--- Begin ---

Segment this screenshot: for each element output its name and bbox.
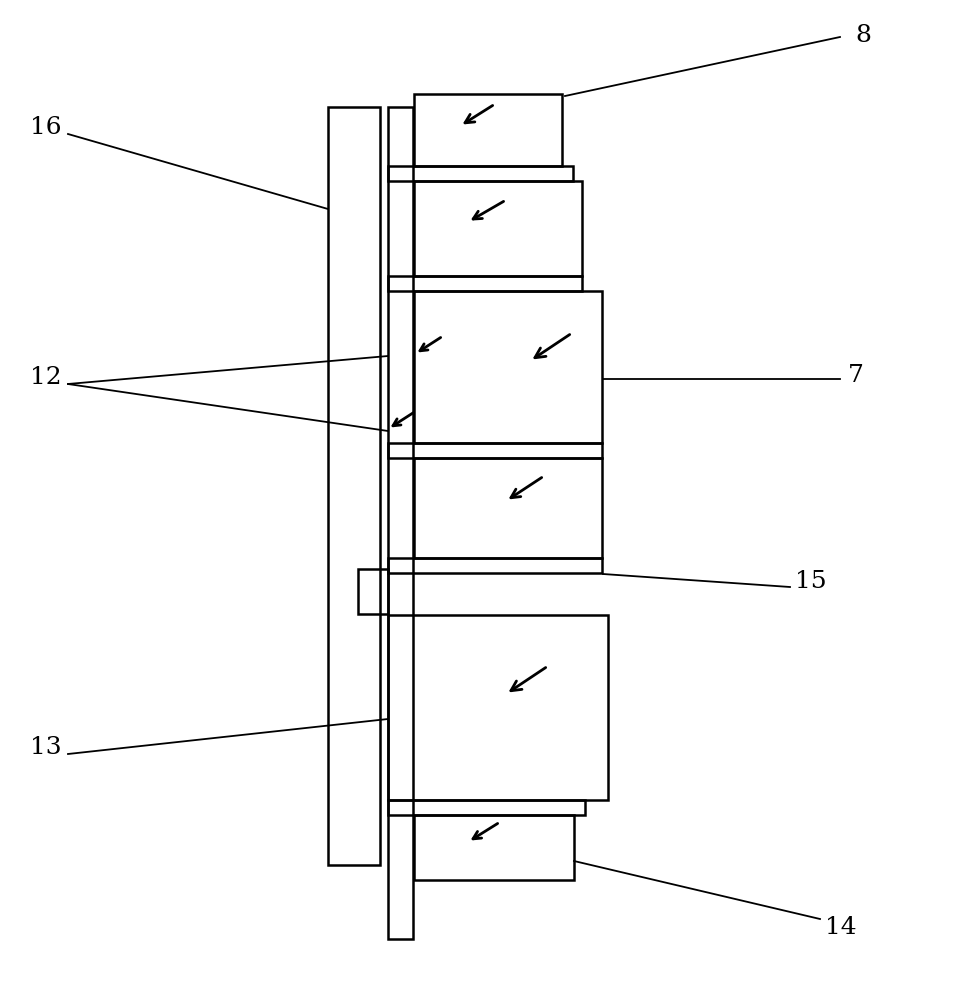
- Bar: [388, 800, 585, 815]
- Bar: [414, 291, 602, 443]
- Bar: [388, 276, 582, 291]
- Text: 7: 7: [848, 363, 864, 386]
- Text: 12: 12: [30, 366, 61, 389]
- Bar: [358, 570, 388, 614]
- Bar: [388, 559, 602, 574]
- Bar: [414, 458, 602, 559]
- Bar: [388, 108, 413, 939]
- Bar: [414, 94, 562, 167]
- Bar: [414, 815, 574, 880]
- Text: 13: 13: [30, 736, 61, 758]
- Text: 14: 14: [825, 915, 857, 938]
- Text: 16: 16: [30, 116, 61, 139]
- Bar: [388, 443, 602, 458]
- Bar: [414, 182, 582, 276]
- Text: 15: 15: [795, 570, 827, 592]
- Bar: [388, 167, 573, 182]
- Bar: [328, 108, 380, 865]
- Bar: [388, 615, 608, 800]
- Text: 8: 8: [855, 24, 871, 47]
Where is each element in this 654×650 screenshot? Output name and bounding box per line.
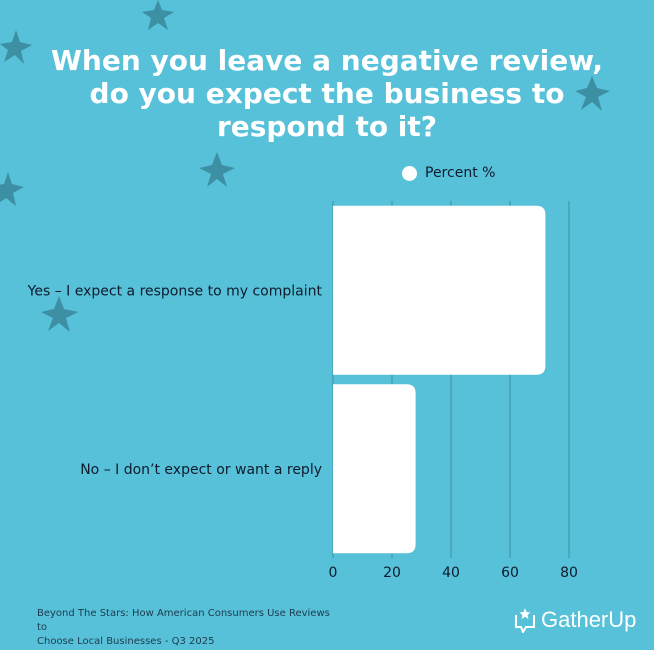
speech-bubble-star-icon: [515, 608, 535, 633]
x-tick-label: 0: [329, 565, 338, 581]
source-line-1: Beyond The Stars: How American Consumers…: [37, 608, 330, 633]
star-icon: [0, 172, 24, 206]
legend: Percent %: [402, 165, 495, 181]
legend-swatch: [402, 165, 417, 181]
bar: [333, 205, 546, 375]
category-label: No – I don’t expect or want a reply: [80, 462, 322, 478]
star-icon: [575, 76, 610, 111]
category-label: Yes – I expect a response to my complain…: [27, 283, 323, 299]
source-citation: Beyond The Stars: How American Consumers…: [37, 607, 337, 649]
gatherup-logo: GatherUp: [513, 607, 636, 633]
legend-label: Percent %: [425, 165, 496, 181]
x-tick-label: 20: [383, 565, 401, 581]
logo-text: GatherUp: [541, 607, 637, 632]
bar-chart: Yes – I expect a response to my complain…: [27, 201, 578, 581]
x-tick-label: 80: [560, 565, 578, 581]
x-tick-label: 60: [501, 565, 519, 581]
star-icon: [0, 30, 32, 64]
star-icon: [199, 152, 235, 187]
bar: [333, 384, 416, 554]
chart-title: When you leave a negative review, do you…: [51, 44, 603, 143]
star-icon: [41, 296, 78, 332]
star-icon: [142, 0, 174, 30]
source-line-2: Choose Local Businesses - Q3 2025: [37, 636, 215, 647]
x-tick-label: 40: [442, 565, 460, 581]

--- End ---

(TASK DESCRIPTION) Switch "Bar" to "Rectangle" in the listing from the line with "- Bar: [388, 800, 585, 815]" to the line with "- Text: 8: 8: [855, 24, 871, 47]", and give those lines again with nothing else changed.

(SOLUTION)
- Rectangle: [388, 800, 585, 815]
- Rectangle: [414, 291, 602, 443]
- Rectangle: [388, 276, 582, 291]
- Text: 7: 7: [848, 363, 864, 386]
- Text: 12: 12: [30, 366, 61, 389]
- Rectangle: [358, 570, 388, 614]
- Rectangle: [388, 559, 602, 574]
- Rectangle: [414, 458, 602, 559]
- Rectangle: [388, 108, 413, 939]
- Rectangle: [414, 94, 562, 167]
- Rectangle: [414, 815, 574, 880]
- Text: 13: 13: [30, 736, 61, 758]
- Text: 14: 14: [825, 915, 857, 938]
- Text: 16: 16: [30, 116, 61, 139]
- Rectangle: [388, 443, 602, 458]
- Rectangle: [414, 182, 582, 276]
- Text: 15: 15: [795, 570, 827, 592]
- Rectangle: [388, 167, 573, 182]
- Rectangle: [328, 108, 380, 865]
- Rectangle: [388, 615, 608, 800]
- Text: 8: 8: [855, 24, 871, 47]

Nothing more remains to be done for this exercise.